*What to do:* Identify the lines that contain the string "left" and report only how many there are.

[Records from a data collection]
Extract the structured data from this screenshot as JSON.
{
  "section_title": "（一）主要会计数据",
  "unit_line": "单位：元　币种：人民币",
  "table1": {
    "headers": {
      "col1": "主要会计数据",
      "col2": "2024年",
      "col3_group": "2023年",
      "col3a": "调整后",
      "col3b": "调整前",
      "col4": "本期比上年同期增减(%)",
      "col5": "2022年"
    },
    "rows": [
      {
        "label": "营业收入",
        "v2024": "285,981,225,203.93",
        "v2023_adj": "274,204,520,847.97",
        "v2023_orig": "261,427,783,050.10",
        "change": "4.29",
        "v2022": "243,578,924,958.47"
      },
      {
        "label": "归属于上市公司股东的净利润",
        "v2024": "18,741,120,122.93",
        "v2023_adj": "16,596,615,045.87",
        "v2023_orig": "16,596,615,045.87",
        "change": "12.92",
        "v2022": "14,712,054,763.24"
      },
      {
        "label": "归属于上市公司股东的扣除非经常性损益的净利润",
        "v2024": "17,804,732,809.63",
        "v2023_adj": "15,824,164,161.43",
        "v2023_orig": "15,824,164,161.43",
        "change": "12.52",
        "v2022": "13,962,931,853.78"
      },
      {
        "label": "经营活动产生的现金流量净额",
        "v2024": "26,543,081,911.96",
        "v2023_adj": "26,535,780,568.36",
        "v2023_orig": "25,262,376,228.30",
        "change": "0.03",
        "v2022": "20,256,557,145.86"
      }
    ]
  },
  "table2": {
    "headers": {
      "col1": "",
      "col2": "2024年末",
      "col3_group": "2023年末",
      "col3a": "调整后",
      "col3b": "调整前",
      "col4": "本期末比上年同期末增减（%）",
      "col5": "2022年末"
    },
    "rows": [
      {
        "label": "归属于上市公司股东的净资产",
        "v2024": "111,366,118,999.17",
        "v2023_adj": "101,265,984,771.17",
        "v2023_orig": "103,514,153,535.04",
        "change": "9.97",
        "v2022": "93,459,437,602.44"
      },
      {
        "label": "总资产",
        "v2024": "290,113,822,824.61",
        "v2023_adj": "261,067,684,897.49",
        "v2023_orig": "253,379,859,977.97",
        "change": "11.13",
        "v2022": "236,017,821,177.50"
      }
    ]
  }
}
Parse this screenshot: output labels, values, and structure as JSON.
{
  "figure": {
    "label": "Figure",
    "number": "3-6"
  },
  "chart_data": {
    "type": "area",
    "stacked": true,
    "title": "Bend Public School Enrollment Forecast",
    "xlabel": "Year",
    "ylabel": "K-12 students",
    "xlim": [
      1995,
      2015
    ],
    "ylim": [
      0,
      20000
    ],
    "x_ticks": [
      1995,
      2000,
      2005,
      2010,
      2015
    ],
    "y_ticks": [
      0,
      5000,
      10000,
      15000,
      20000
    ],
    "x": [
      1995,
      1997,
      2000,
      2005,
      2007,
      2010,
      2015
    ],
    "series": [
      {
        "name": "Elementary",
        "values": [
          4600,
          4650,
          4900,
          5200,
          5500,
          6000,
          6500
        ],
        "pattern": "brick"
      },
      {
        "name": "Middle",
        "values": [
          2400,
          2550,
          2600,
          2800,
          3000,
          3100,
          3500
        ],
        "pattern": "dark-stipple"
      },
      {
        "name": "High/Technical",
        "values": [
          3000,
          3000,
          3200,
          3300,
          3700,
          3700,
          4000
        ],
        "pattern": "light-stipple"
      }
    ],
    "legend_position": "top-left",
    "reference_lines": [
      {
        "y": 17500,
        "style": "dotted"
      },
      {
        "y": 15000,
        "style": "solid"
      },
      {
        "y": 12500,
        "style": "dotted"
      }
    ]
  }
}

--

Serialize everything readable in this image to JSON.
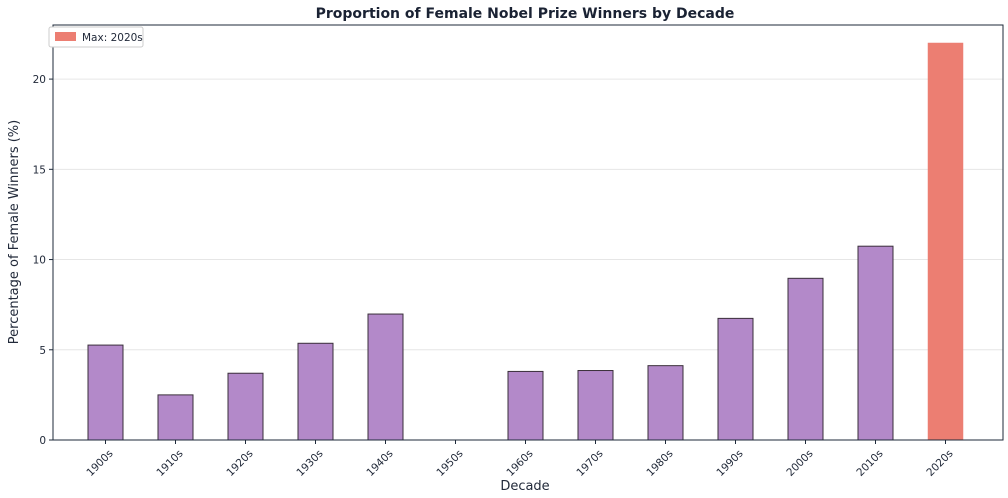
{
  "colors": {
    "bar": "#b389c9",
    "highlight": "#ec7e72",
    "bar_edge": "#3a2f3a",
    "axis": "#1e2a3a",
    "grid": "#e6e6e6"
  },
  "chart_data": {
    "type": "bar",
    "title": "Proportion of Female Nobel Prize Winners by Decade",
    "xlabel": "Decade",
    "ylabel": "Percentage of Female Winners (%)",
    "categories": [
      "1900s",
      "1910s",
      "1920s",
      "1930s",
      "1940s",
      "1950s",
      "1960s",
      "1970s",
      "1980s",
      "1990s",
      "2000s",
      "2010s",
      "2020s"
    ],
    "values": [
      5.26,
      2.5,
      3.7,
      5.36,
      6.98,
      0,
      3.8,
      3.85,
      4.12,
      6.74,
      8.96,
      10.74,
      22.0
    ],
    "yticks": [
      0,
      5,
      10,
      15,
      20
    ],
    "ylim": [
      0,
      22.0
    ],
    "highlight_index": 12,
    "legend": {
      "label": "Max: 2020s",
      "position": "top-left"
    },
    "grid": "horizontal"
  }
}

*Written solution:* 2